Write out all the lines again, precisely as they stand, but without the images.

═════ DATASET ═════

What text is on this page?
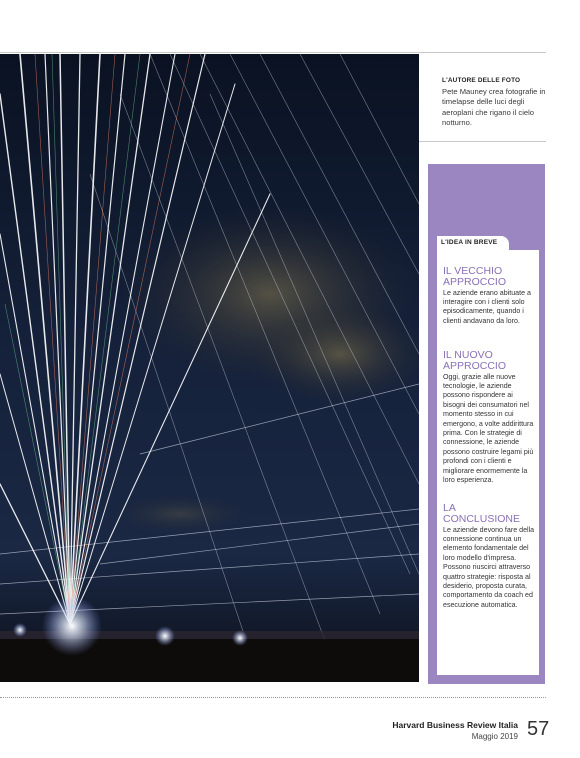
L'AUTORE DELLE FOTO
Pete Mauney crea fotografie in timelapse delle luci degli aeroplani che rigano il cielo notturno.
L'IDEA IN BREVE
IL VECCHIO APPROCCIO
Le aziende erano abituate a interagire con i clienti solo episodicamente, quando i clienti andavano da loro.
IL NUOVO APPROCCIO
Oggi, grazie alle nuove tecnologie, le aziende possono rispondere ai bisogni dei consumatori nel momento stesso in cui emergono, a volte addirittura prima. Con le strategie di connessione, le aziende possono costruire legami più profondi con i clienti e migliorare enormemente la loro esperienza.
LA CONCLUSIONE
Le aziende devono fare della connessione continua un elemento fondamentale del loro modello d'impresa. Possono riuscirci attraverso quattro strategie: risposta al desiderio, proposta curata, comportamento da coach ed esecuzione automatica.
Harvard Business Review Italia
Maggio 2019 57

═════

*FULL RESPONSE:*
What text is on this page?
L'AUTORE DELLE FOTO
Pete Mauney crea fotografie in timelapse delle luci degli aeroplani che rigano il cielo notturno.
L'IDEA IN BREVE
IL VECCHIO APPROCCIO
Le aziende erano abituate a interagire con i clienti solo episodicamente, quando i clienti andavano da loro.
IL NUOVO APPROCCIO
Oggi, grazie alle nuove tecnologie, le aziende possono rispondere ai bisogni dei consumatori nel momento stesso in cui emergono, a volte addirittura prima. Con le strategie di connessione, le aziende possono costruire legami più profondi con i clienti e migliorare enormemente la loro esperienza.
LA CONCLUSIONE
Le aziende devono fare della connessione continua un elemento fondamentale del loro modello d'impresa. Possono riuscirci attraverso quattro strategie: risposta al desiderio, proposta curata, comportamento da coach ed esecuzione automatica.
Harvard Business Review Italia
Maggio 2019 57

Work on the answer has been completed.